*Travail à effectuer*.
(a) Recopiez le passage du texte affiché qui va de « Au long de leurs » jusqu'à « droit à l’oubli. ».
(b) Répondez aux questions suivantes d'après le texte affiché :
(i) En quelle année Bertrand Cantat a-t-il été condamné, et à quelle peine de prison ?
(ii) En quelle année le juge d'application des peines a-t-il décidé d'accorder la libération conditionnelle ?
(iii) Quels sont les trois termes de « la règle des trois D » ?
(c) Énumérez toutes les formes de protestation mentionnées dans la première phrase du texte affiché.

═══ Texte affiché ═══

Annulations de concerts, pétitions en ligne, manifestations devant les salles de concert, pression des élus locaux... La tournée de Bertrand Cantat s'annonçait mouvementée, elle est devenue impossible. Le chanteur, condamné en 2004 à huit ans de prison pour "coups mortels" sur sa compagne Marie Trintignant, fait l'objet de protestations grandissantes. Philippe Laflaquière, le juge d'application des peines qui a décidé, en 2007, d'accorder sa libération conditionnelle à l'artiste après qu'il a purgé la moitié de sa peine, dénonce son impossible réinsertion. L'auteur de Longues peines : le pari de la réinsertion (éd. Milan) s'exprime ici librement.


Oublier, ou tenter d’oublier quelques instants "l’affaire Cantat", son cortège de bruits et de fureur. Et parler des autres, ces condamnés à de longues ou très longues peines qui, dans leur écrasante majorité, ont rejoint sans heurts une société que leur crime avait si profondément blessée, justifiant par leur comportement d’hommes libres la confiance que j’avais placée en eux.

Au long de leurs années de prison, puis en dehors des barreaux, ils ont travaillé à leur réhabilitation sociale et personnelle, avec la conscience aiguë de la souffrance occasionnée par leurs actes. Ils se sont aussi efforcés à respecter dans la mesure du possible le contrat moral que j’avais passé avec eux, que je pourrais appeler "la règle des trois D" : décence, discrétion et droit à l’oubli.

═══ Données extraites ═══

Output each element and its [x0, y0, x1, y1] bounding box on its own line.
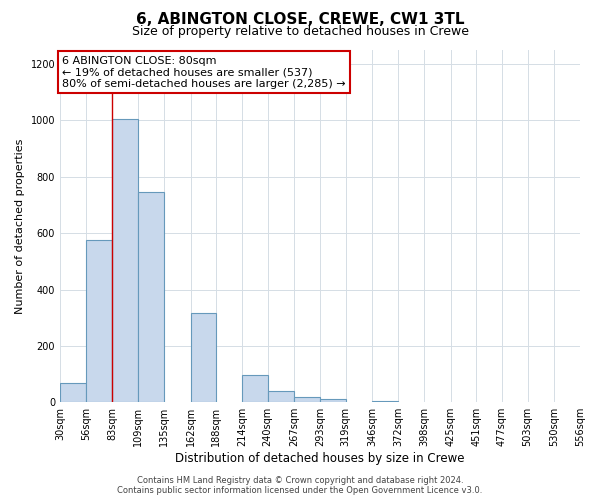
Bar — [138, 192, 164, 402]
Text: Contains HM Land Registry data © Crown copyright and database right 2024.
Contai: Contains HM Land Registry data © Crown c… — [118, 476, 482, 495]
Bar — [320, 400, 346, 402]
Bar — [242, 376, 268, 402]
Text: 6 ABINGTON CLOSE: 80sqm
← 19% of detached houses are smaller (537)
80% of semi-d: 6 ABINGTON CLOSE: 80sqm ← 19% of detache… — [62, 56, 346, 89]
Bar — [295, 396, 320, 402]
Text: Size of property relative to detached houses in Crewe: Size of property relative to detached ho… — [131, 25, 469, 38]
Bar — [373, 401, 398, 402]
Y-axis label: Number of detached properties: Number of detached properties — [15, 138, 25, 314]
Bar — [112, 119, 138, 402]
Bar — [268, 391, 295, 402]
Bar — [86, 240, 112, 402]
Bar — [191, 314, 216, 402]
Text: 6, ABINGTON CLOSE, CREWE, CW1 3TL: 6, ABINGTON CLOSE, CREWE, CW1 3TL — [136, 12, 464, 28]
X-axis label: Distribution of detached houses by size in Crewe: Distribution of detached houses by size … — [175, 452, 465, 465]
Bar — [60, 383, 86, 402]
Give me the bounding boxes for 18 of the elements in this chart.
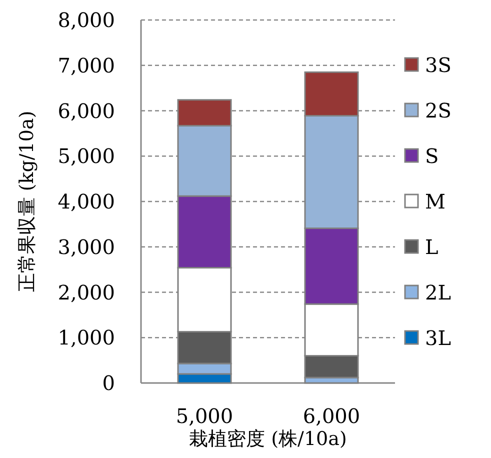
legend-label: L [425, 235, 438, 259]
legend-label: 2L [425, 280, 452, 304]
y-tick-label: 6,000 [58, 98, 115, 123]
y-tick-label: 7,000 [58, 53, 115, 78]
x-axis-title: 栽植密度 (株/10a) [189, 428, 347, 450]
y-tick-label: 1,000 [58, 326, 115, 350]
legend-label: S [425, 144, 439, 168]
y-tick-label: 8,000 [58, 8, 115, 32]
legend-label: 2S [425, 98, 452, 122]
y-axis-title: 正常果収量 (kg/10a) [16, 110, 38, 292]
legend-label: M [425, 190, 446, 214]
y-tick-label: 5,000 [58, 144, 115, 168]
y-tick-label: 2,000 [58, 280, 115, 304]
y-tick-label: 4,000 [58, 190, 115, 214]
y-tick-label: 0 [102, 371, 115, 395]
y-tick-label: 3,000 [58, 234, 115, 259]
legend-label: 3S [425, 53, 452, 77]
legend-label: 3L [425, 326, 452, 350]
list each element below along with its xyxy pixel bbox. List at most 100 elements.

═══

*Réponses rédigées*.
(a)
Au long de leurs années de prison, puis en dehors des barreaux, ils ont travaillé à leur réhabilitation sociale et personnelle, avec la conscience aiguë de la souffrance occasionnée par leurs actes. Ils se sont aussi efforcés à respecter dans la mesure du possible le contrat moral que j’avais passé avec eux, que je pourrais appeler "la règle des trois D" : décence, discrétion et droit à l’oubli.

(b)
(i) En 2004, à huit ans de prison.
(ii) En 2007.
(iii) Décence, discrétion et droit à l'oubli.

(c)
- Annulations de concerts
- Pétitions en ligne
- Manifestations devant les salles de concert
- Pression des élus locaux